Exercise instructions
Write out all of the lines below without changing anything.

───

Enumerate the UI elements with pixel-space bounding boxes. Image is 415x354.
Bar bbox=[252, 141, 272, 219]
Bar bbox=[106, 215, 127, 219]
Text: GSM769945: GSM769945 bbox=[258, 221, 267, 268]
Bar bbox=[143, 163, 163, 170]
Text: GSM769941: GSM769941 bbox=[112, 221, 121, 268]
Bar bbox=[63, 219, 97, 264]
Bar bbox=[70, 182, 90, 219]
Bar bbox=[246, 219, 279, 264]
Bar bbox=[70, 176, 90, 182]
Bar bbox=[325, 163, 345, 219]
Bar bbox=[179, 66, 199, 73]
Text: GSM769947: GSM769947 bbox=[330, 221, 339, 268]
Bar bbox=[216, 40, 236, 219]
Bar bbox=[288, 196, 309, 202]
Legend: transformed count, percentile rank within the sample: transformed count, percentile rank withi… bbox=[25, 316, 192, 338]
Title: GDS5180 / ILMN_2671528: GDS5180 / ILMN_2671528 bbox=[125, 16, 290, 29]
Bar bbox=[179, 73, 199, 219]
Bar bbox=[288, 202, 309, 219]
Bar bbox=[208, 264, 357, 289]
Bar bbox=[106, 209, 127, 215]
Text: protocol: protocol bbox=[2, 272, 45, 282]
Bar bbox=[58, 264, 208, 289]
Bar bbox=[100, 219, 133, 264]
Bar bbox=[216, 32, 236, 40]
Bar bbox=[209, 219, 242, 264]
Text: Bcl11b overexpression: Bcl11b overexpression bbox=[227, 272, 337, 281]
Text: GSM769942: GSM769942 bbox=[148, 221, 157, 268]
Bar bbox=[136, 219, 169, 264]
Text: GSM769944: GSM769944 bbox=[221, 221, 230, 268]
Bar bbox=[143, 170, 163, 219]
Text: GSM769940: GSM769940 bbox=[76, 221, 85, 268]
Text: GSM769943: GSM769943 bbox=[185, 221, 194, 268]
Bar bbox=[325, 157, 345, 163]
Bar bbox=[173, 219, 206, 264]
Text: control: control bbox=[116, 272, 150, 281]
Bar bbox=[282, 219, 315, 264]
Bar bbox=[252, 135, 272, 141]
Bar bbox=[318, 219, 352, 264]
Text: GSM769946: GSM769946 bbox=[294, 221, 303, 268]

───

Expected output
Enumerate the UI elements with pixel-space bounding boxes. Image is 415x354.
Bar bbox=[252, 141, 272, 219]
Bar bbox=[106, 215, 127, 219]
Text: GSM769945: GSM769945 bbox=[258, 221, 267, 268]
Bar bbox=[143, 163, 163, 170]
Text: GSM769941: GSM769941 bbox=[112, 221, 121, 268]
Bar bbox=[63, 219, 97, 264]
Bar bbox=[70, 182, 90, 219]
Bar bbox=[246, 219, 279, 264]
Bar bbox=[70, 176, 90, 182]
Bar bbox=[325, 163, 345, 219]
Bar bbox=[179, 66, 199, 73]
Text: GSM769947: GSM769947 bbox=[330, 221, 339, 268]
Bar bbox=[216, 40, 236, 219]
Bar bbox=[288, 196, 309, 202]
Legend: transformed count, percentile rank within the sample: transformed count, percentile rank withi… bbox=[25, 316, 192, 338]
Title: GDS5180 / ILMN_2671528: GDS5180 / ILMN_2671528 bbox=[125, 16, 290, 29]
Bar bbox=[179, 73, 199, 219]
Bar bbox=[288, 202, 309, 219]
Bar bbox=[208, 264, 357, 289]
Bar bbox=[106, 209, 127, 215]
Text: protocol: protocol bbox=[2, 272, 45, 282]
Bar bbox=[58, 264, 208, 289]
Bar bbox=[100, 219, 133, 264]
Bar bbox=[216, 32, 236, 40]
Bar bbox=[209, 219, 242, 264]
Text: Bcl11b overexpression: Bcl11b overexpression bbox=[227, 272, 337, 281]
Text: GSM769942: GSM769942 bbox=[148, 221, 157, 268]
Bar bbox=[136, 219, 169, 264]
Text: GSM769944: GSM769944 bbox=[221, 221, 230, 268]
Bar bbox=[143, 170, 163, 219]
Text: GSM769940: GSM769940 bbox=[76, 221, 85, 268]
Text: GSM769943: GSM769943 bbox=[185, 221, 194, 268]
Bar bbox=[325, 157, 345, 163]
Bar bbox=[173, 219, 206, 264]
Text: control: control bbox=[116, 272, 150, 281]
Bar bbox=[282, 219, 315, 264]
Bar bbox=[252, 135, 272, 141]
Bar bbox=[318, 219, 352, 264]
Text: GSM769946: GSM769946 bbox=[294, 221, 303, 268]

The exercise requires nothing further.